──────── Отрывок ────────

А между тем, еще после 1905 г. объективно было время для того, чтобы осознать всю необходимость волевого, действительного переворота, почина к нему и всяческих жертв ради того, чтобы спасти то психологическое основание, на котором в народе утверждалась ограждающая его бытие государственность[13]. Но вместо второй «эпохи великих реформ», которая лишь намечалась в деятельности Столыпина, не использованного во всем объеме его возможностей и не поддержанного прежде всего самой властью, правительство стало на малодушный и неискренний путь полумер и неуверенной «самозащиты». Восстановившийся после событий первой революции порядок и успокоение дали возможность замолчать как опасность новой революции, так и необходимость широкого правительственного творчества. Таким образом, время для возможного исцеления русской государственности было невозвратно упущено. Чтобы слабые люди нашли в себе силы для жертвы, нужно отчетливое понимание, во имя чего жертва приносится, а к концу «критического» 19 в. и началу мятежного 20 в. настолько была утеряна правящими кругами способность живого сопричастия к тайне русского «примитива», что вместе с отрывом от понимания судеб общенародных была утрачена не только идея жертвы, но и инстинкт личного самосохранения.
Это вырождение тем ужасней, что у России исключительно много данных для того, чтобы обладать живым и крепким чувством народного примитива и самозаконной историософии, могущим определить ее духовно-государственные судьбы, обусловить народно-исторические задания и вдохновить ее культурно-ведущее начало.

──────── Рабочие данные ────────

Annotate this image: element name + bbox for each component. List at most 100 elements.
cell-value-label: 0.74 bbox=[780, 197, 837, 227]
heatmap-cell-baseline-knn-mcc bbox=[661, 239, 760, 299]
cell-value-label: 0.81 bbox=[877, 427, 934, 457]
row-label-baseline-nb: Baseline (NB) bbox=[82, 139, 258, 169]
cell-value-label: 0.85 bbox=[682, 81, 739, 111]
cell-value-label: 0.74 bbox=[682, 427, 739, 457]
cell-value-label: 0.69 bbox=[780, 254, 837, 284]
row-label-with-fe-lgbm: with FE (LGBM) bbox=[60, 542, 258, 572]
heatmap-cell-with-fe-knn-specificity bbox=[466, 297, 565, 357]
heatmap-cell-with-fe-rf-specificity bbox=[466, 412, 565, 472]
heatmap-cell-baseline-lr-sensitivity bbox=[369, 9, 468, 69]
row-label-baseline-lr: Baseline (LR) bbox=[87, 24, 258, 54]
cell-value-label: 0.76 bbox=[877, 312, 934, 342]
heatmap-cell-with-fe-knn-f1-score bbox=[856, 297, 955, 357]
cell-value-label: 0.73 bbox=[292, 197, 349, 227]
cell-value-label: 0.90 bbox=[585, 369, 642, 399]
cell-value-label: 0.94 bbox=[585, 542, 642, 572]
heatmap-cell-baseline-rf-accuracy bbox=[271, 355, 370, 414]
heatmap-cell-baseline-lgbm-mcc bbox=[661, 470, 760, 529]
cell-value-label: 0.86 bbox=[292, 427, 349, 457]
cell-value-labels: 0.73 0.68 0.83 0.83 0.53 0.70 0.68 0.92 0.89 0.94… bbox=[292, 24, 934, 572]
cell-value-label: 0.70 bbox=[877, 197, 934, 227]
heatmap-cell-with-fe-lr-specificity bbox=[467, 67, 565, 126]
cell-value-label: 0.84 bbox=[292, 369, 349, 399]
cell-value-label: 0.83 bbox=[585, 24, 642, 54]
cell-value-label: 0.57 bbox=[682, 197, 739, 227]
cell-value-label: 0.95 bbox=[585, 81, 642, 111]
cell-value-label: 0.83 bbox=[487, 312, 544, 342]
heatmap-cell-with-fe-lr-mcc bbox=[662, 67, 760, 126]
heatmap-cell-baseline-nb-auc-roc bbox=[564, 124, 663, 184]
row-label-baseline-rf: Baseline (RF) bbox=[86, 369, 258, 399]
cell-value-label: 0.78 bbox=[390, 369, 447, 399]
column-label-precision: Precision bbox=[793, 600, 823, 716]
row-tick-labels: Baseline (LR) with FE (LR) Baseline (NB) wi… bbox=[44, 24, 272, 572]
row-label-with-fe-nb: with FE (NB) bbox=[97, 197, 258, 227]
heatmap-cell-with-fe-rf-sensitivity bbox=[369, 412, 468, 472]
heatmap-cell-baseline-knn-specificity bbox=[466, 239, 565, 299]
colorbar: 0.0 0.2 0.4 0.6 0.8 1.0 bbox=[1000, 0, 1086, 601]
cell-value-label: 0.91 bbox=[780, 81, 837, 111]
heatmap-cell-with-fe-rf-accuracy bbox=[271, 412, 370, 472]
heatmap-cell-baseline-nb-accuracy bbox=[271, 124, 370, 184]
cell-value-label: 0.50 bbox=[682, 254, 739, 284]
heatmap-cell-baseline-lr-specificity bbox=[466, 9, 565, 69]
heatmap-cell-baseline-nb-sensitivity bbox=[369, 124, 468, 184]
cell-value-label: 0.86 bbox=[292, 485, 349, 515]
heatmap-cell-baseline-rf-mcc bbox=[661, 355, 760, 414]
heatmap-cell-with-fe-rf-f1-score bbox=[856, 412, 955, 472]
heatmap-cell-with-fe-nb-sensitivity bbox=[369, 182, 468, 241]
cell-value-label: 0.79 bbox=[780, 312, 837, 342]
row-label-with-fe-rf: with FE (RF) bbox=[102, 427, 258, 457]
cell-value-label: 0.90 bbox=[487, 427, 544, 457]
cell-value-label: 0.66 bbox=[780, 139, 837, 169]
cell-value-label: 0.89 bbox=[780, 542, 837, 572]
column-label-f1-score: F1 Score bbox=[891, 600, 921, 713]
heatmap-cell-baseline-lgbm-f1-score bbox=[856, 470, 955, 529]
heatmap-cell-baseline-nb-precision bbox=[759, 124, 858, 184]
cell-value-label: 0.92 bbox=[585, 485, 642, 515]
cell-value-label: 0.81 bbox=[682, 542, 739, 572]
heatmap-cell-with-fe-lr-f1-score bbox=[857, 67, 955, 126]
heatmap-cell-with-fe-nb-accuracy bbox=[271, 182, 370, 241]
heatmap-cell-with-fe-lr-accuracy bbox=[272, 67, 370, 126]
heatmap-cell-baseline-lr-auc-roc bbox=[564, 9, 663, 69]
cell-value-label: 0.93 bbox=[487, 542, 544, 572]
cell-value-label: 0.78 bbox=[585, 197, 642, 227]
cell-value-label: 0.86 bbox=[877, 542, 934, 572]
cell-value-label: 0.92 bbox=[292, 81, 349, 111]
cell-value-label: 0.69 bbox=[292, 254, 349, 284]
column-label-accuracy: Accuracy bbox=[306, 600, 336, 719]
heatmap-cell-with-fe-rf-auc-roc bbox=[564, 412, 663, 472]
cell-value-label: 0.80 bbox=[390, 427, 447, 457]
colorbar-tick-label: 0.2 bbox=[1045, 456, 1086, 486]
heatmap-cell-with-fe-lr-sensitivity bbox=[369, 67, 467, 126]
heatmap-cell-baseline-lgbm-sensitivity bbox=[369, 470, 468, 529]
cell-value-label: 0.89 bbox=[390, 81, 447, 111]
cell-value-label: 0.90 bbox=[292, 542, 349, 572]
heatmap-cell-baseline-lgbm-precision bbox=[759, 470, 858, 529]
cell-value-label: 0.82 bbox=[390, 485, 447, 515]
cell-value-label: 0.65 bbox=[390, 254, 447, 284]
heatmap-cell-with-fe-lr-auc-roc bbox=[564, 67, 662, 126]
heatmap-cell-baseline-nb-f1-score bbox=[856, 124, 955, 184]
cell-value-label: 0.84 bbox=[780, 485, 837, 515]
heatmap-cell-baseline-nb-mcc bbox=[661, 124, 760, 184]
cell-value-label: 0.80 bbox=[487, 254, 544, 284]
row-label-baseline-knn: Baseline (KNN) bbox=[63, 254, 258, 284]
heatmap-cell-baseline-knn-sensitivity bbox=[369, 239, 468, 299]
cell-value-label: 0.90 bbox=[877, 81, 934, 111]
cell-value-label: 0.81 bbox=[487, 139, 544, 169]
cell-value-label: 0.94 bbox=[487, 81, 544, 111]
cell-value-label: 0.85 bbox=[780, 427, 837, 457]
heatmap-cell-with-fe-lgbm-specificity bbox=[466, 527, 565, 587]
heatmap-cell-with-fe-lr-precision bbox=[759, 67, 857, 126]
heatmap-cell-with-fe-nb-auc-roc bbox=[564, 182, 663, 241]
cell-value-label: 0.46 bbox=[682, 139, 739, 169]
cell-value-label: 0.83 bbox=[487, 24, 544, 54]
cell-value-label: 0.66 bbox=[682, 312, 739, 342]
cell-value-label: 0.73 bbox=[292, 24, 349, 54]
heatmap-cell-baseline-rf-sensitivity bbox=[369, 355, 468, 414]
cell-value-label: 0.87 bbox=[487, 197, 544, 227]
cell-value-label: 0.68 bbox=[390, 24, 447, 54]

────────

◆ Задания
1. В чьей деятельности, согласно отрывку, лишь намечалась вторая «эпоха великих реформ»?
2. Преобразуйте в JSON-список строк записи с самого начала по строку с «row-label-baseline-nb: Baseline (NB)» включительно: каждая строка становится отдельным элементом, пустые строки пропускаются.

◆ Ответы к заданиям
1. В деятельности Столыпина.

2.
[
  "Annotate this image: element name + bbox for each component. List at most 100 elements.",
  "cell-value-label: 0.74 bbox=[780, 197, 837, 227]",
  "heatmap-cell-baseline-knn-mcc bbox=[661, 239, 760, 299]",
  "cell-value-label: 0.81 bbox=[877, 427, 934, 457]",
  "row-label-baseline-nb: Baseline (NB) bbox=[82, 139, 258, 169]"
]